→ THE PROBLEM
Write the next portion of the news article below on "ban the box" hiring laws, beginning after its last paragraph about Georgia's Governor Nathan Deal.

→ TEXT UNDER STUDY
Georgia could be next state to give qualified applicants with convictions a fair chance to work


Washington, DC—Delaware Governor Jack Markell is expected to sign bipartisan legislation Thursday afternoon known as “ban the box,” making Delaware the 12th state in the nation to remove questions about an applicant’s criminal record from government job applications. Earlier this year in hisstate of the state address, the Governor called on Delaware to adopt the policy and “be a model for the private sector, because marginalizing ex-offenders helps none of us.”

This latest win in the movement for fair-hiring policies follows on the heels of recent victories in the Midwest. In April, Republican Governor Dave Heineman of Nebraska signed into law a criminal justice reform bill that included a provision postponing conviction inquiries so that job-seekers can be reviewed on their qualifications first. And this week in Michigan, Genesee County and Ann Arbor, both unanimously adopted policies removing conviction questions from government job applications.

In the South, Republican Governor Nathan Deal of Georgia has pledged to issue an executive order offering job applicants with records a fair chance to be judged on their merits, not just their records. The Governor’s spokesperson told the Times-Herald: “The governor will implement ban the box on the state level, and hope that the private sector follows suit. This will afford those with blemishes on their record a shot at a good job, which is key to preventing a return to crime.”

→ RECORDS PROVIDED
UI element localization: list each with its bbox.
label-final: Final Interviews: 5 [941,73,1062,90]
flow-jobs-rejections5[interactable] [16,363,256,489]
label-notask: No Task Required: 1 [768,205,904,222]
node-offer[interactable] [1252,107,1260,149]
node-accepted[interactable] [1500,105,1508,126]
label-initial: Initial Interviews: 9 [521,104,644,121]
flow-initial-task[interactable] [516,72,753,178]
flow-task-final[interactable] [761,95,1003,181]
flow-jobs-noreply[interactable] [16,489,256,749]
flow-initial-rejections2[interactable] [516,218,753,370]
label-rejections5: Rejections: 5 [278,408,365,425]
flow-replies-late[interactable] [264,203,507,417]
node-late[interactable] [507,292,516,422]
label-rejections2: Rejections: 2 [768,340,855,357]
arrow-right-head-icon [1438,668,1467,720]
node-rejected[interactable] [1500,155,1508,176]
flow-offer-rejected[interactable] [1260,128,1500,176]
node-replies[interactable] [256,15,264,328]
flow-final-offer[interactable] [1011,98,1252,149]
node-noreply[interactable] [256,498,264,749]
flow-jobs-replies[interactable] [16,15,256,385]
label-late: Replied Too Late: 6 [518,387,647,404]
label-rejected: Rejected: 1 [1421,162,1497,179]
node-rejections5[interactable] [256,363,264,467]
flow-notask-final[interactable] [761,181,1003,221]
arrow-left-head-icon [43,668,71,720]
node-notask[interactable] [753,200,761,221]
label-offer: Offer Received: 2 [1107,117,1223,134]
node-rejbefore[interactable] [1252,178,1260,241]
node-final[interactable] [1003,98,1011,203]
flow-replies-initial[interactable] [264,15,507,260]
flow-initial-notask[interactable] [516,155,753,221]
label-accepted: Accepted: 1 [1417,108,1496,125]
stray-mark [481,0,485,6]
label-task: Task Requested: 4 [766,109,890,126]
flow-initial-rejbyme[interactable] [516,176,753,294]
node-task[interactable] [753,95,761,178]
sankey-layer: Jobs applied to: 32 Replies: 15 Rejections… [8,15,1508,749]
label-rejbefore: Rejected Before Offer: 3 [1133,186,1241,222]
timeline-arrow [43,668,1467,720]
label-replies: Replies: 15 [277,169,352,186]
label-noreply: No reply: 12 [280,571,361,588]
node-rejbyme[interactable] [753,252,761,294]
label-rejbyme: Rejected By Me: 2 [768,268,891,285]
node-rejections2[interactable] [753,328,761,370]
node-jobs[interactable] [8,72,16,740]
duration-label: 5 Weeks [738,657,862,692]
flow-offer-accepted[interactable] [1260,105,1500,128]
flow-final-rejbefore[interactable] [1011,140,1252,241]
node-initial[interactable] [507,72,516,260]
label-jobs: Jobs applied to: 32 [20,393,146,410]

→ RESULT BELOW
Other jurisdictions are taking action to reduce unnecessary job barriers in the private sector. Last week, the Baltimore City Councilapproved a measure applying ban-the-box to private employers. In New York City, the NYC Fair Chance Act, a similar measure applying to all employers, was introduced last week with strong support in the City Council. And in Illinois, a bill applying to private employers recently passed the house and will be taken up by the state senate.

“The tally of jurisdictions that are standing up for a fair chance for all job-seekers is up to 12 states and over 60 cities and counties. The broad support shows that we are finding common ground in ways that strengthen our economy,” said Christine Owens, executive director of the National Employment Law Project. Besides the pending executive order in Georgia and the bill in Illinois, legislation was introduced this year in Florida, South Carolina, New Hampshire, and New Jersey.

To help advocates and policymakers tap into this national momentum and initiate fair-chance campaigns in their communities, NELP has released a new comprehensive online toolkit. It includes best practices, sample public education materials, model legislative language, media coverage, and other campaign resources.

The National Employment Law Project is a non-partisan, not-for-profit organization that conducts research and advocates on issues affecting low-wage and unemployed workers. For more about NELP, visit www.nelp.org.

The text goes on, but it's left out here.